Bureaucrats planned the hearings to avoid the discussion of the full House and presented the measure in the guise of a tax revenue bill brought to the six member House Ways and Means Committee, chaired by Du Pont ally Robert Doughton of North Carolina. This bypassed the House without further hearings and passed it over to the Senate Finance Committee, controlled by another DuPont ally, Prentiss Brown of Michigan, where it was rubber stamped into law. (66) Another prominent member of one Congressional subcommittee who voted in favor of this bill was Joseph Guffey of Pennsylvania, an oil tycoon and former business partner of Andrew Mellon in the Spindletop oil fields in Texas. (67)

An important clue to who was behind this prohibition-pretending-to-be-a-tax can be found in the DuPont 1937 Annual Report: "The revenue raising power of government may be converted into an instrument for forcing acceptance of sudden new ideas of industrial and social reorganization". (68) With hemp rope gone, DuPont's new invention Nylon would be one of the synthetic “sudden new ideas” accepted by North American citizens."

◆ BRIEF 1
Can you update the part of the records that opens at their start and closes with the line containing "- attribute-node[interactable]: 创建者: [61, 324, 179, 380]", giving those lines again with "bbox" replaced by "bounding box" and everything else unchanged?

◆ RECORDS

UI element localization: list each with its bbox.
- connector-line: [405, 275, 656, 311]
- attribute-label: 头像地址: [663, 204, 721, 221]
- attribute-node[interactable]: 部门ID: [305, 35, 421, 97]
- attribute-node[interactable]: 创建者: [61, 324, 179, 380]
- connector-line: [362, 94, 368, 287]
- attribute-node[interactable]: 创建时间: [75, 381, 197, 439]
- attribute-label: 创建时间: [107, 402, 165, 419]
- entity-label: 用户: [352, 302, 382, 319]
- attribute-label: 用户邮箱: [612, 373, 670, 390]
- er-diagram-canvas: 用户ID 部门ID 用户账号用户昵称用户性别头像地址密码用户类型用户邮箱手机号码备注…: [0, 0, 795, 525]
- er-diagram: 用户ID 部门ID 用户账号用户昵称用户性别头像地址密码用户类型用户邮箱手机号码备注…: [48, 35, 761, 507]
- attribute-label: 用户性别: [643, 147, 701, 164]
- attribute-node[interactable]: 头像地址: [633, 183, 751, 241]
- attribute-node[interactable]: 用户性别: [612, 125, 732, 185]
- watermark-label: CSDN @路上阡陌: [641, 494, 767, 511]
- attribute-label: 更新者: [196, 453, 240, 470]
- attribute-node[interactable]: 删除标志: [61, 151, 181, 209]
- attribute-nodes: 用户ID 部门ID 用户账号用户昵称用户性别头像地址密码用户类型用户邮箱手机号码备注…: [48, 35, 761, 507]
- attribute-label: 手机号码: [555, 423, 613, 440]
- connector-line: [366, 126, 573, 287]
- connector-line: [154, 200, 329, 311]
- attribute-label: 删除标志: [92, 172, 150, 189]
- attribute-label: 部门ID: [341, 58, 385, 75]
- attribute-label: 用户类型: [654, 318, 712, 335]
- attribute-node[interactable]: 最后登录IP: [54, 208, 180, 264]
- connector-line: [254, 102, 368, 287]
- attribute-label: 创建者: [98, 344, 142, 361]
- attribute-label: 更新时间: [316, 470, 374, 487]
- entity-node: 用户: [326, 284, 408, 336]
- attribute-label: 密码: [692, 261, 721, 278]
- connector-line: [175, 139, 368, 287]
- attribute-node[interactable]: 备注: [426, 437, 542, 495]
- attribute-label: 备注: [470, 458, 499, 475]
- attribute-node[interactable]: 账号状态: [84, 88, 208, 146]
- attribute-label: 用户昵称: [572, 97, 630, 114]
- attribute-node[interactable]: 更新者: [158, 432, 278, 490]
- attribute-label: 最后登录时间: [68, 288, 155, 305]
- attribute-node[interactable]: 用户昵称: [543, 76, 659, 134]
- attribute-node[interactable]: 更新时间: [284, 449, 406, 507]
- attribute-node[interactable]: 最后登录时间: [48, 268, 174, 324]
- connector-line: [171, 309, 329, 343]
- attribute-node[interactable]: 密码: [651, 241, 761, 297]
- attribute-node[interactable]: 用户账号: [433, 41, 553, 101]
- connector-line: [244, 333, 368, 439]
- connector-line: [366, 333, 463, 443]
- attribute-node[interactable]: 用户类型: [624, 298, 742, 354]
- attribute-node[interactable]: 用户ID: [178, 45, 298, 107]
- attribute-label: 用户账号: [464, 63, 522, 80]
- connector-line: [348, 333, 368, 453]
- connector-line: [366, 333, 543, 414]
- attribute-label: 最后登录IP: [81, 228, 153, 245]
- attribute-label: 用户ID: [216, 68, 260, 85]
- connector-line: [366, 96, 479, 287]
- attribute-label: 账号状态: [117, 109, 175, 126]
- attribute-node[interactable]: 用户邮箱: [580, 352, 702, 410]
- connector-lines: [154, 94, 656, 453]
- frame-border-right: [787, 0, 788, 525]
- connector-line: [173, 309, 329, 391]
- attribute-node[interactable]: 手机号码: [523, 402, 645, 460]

◆ BRIEF 2
Could you condense the paragraph of the DuPont passage that begins "Bureaucrats planned the hearings" into a short bulleted list of its main facts?

◆ PROBLEM SOLUTION 1
UI element localization: list each with its bounding box.
- connector-line: [405, 275, 656, 311]
- attribute-label: 头像地址: [663, 204, 721, 221]
- attribute-node[interactable]: 部门ID: [305, 35, 421, 97]
- attribute-node[interactable]: 创建者: [61, 324, 179, 380]

◆ PROBLEM SOLUTION 2
- To avoid debate in the full House, bureaucrats presented the measure as a tax revenue bill.
- It went to the six-member House Ways and Means Committee, chaired by DuPont ally Robert Doughton of North Carolina.
- It bypassed the House without further hearings and went to the Senate Finance Committee.
- That committee was controlled by another DuPont ally, Prentiss Brown of Michigan, and rubber-stamped the bill into law.
- Joseph Guffey of Pennsylvania, a Congressional subcommittee member, also voted for the bill.
- Guffey was an oil tycoon and a former business partner of Andrew Mellon in Texas's Spindletop oil fields.